**Quoted passage**
* * *
The new roadmap is aligned closely with and builds off the Fusion Energy Sciences Advisory Committee Long-Range Plan, issued in 2020. The roadmap combines the earlier plan’s science drivers with a revamped Fusion Energy Science public program in DOE’s Office of Science in hopes of bringing to fruition what has been a very lengthy effort.

As skeptics like to point out, fusion research and development efforts have not yet lived up to the hope and hype surrounding them. A running joke is that the world has been 20 years away from perfecting commercial fusion for 50 years.

Wright addressed this at the Oct. 14 summit: “I worked on it 40 years ago. It isn’t that we’ve gotten nowhere in 40 years. It’s just a hard problem to replicate the sun on Earth. … We’ve made progress over the last 40 years, and we’re about there.”

What is different now, Wright said, is that artificial intelligence presents the need for large amounts of new electrical generation capacity, such as through fusion, and a tool to help develop fusion generation; fusion R&D is attracting private capital, which is less patient than public funding; and the U.S. wants to lead the world on fusion, rather than see the leadership role go to China, which is making massive investments to do just that.
* * *
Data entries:
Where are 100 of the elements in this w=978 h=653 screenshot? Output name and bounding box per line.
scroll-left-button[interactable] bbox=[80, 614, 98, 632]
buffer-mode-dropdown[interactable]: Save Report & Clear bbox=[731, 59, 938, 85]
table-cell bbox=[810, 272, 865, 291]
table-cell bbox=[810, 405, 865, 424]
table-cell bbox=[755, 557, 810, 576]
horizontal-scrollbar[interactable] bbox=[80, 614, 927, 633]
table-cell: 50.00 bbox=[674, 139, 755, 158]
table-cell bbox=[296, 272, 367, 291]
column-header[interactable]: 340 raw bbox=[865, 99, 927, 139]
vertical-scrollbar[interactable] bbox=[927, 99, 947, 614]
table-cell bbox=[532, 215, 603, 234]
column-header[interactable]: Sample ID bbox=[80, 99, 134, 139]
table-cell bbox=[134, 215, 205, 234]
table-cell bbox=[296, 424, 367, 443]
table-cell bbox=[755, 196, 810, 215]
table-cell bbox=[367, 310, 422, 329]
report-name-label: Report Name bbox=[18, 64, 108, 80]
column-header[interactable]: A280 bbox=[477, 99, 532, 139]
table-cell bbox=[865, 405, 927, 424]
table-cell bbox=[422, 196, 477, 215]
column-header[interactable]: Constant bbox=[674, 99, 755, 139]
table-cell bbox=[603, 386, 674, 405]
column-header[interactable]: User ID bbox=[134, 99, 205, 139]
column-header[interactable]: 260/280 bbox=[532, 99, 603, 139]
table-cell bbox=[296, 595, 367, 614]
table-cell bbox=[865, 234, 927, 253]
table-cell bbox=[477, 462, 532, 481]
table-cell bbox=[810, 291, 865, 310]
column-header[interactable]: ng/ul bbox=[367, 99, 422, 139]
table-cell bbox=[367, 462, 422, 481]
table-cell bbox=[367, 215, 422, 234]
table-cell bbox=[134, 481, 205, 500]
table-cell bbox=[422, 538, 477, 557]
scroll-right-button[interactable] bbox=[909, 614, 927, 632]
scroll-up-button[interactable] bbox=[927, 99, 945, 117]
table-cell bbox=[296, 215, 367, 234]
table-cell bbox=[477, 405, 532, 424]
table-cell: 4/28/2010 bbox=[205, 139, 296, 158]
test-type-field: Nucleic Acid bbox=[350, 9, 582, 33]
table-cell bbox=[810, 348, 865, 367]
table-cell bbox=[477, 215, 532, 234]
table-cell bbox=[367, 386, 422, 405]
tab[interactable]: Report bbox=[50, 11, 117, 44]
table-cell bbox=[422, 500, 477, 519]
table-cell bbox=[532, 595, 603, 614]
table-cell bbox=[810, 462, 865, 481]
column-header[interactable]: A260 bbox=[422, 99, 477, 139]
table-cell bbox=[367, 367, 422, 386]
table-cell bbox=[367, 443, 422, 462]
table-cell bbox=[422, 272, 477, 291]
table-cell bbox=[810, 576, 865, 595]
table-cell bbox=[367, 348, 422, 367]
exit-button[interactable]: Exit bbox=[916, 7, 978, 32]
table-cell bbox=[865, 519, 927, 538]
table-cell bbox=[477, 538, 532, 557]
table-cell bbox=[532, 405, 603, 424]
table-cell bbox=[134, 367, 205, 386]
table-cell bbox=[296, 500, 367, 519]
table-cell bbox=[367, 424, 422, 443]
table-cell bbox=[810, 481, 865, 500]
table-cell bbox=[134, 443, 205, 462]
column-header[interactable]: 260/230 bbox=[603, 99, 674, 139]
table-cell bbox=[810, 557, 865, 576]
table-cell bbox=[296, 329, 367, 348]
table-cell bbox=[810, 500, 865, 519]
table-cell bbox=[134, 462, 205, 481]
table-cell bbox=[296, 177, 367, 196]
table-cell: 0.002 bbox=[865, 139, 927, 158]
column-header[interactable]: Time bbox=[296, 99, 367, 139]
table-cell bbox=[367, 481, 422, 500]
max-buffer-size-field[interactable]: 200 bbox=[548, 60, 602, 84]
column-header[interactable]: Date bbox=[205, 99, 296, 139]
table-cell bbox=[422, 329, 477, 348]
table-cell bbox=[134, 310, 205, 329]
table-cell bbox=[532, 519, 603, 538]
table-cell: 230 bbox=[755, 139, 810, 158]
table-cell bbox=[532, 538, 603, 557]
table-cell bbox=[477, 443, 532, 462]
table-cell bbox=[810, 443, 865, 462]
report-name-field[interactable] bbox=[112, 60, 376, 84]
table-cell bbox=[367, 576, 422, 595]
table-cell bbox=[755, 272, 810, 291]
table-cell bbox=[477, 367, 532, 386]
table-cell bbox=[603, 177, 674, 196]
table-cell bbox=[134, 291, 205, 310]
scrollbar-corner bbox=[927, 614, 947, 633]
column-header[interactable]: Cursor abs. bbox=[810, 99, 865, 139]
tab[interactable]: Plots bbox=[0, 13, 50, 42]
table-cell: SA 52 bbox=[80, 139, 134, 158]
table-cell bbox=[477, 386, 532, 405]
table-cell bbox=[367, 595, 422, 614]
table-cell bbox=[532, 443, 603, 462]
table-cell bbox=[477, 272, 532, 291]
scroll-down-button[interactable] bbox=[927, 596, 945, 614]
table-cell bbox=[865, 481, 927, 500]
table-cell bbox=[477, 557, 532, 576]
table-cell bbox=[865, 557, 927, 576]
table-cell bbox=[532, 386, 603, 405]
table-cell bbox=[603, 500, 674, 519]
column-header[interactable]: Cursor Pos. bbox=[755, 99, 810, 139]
* * *
**Aim of the task**
In the passage on the fusion roadmap, which country is named as making massive investments to take the leadership role on fusion?

**Solution**
China